Look through the data below. Collect every line where the word "ARNT" occurs.

Figure collection entries:
..........

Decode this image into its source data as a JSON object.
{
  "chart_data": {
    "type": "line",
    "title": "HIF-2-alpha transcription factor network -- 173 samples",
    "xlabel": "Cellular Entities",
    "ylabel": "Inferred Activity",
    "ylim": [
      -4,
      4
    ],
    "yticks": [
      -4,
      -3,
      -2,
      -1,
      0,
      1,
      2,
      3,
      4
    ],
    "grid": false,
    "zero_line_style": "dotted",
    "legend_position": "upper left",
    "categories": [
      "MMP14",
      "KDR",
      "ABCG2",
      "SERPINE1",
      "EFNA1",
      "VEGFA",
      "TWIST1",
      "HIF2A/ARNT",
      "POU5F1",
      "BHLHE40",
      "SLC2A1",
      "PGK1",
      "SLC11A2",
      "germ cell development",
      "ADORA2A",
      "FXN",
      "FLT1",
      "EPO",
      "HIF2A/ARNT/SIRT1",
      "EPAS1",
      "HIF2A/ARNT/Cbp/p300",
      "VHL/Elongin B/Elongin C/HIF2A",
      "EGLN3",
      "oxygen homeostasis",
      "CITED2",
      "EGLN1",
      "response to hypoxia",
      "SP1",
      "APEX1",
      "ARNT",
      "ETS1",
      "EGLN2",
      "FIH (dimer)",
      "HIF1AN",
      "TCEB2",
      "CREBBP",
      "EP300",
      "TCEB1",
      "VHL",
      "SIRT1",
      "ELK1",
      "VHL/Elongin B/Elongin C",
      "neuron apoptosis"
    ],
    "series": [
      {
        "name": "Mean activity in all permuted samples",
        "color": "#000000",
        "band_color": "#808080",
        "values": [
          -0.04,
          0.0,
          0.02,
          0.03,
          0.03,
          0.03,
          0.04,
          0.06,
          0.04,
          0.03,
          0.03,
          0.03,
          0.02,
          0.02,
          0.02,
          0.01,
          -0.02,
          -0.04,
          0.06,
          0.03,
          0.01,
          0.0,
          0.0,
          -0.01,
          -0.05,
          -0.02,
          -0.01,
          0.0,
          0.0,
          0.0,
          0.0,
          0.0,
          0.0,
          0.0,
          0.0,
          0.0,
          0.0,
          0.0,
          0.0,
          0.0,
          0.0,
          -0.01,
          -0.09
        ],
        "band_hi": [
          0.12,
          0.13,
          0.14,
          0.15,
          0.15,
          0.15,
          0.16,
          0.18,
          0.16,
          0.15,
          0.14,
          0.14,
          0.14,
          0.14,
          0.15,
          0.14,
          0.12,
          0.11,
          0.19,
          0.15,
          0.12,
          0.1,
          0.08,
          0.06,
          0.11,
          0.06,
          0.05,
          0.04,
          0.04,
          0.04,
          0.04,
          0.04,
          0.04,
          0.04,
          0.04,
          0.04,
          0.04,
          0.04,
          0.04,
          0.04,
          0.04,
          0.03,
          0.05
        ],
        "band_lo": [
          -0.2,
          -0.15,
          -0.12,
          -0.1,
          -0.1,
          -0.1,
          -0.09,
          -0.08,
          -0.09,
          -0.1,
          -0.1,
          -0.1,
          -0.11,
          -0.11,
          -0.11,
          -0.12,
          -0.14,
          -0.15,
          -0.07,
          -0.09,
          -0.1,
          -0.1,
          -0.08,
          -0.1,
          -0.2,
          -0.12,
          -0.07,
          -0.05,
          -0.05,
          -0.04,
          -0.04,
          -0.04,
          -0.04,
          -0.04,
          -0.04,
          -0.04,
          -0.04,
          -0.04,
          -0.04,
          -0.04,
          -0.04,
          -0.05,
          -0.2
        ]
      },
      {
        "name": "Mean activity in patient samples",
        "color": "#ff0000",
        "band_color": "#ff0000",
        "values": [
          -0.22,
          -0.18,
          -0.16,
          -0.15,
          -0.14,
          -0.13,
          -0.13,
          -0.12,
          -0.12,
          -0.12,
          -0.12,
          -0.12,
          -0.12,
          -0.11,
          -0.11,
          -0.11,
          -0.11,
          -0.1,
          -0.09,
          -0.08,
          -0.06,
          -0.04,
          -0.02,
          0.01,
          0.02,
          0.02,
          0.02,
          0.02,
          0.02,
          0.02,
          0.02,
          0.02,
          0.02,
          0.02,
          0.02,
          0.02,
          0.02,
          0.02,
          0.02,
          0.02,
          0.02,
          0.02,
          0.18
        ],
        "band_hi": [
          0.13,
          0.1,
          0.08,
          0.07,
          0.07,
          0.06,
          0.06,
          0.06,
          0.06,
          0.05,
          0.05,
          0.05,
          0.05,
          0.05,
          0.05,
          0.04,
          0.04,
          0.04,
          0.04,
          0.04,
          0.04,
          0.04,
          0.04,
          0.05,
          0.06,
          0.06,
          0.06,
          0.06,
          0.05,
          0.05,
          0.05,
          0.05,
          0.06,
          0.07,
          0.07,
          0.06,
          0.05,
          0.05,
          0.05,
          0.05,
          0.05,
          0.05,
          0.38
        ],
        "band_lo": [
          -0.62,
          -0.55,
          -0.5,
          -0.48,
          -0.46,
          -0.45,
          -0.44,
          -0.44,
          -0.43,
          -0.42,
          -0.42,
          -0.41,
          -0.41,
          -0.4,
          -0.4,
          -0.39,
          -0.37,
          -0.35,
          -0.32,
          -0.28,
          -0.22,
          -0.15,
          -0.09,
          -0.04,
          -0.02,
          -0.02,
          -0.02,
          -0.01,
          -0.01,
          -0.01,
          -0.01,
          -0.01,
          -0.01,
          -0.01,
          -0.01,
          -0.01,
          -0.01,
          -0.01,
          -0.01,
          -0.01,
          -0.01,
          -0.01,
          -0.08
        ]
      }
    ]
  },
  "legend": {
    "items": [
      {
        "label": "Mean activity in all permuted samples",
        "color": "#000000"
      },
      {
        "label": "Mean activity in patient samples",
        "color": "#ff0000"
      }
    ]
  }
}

..........

SOLUTION FOR THIS TASK »
      "HIF2A/ARNT",
      "HIF2A/ARNT/SIRT1",
      "HIF2A/ARNT/Cbp/p300",
      "ARNT",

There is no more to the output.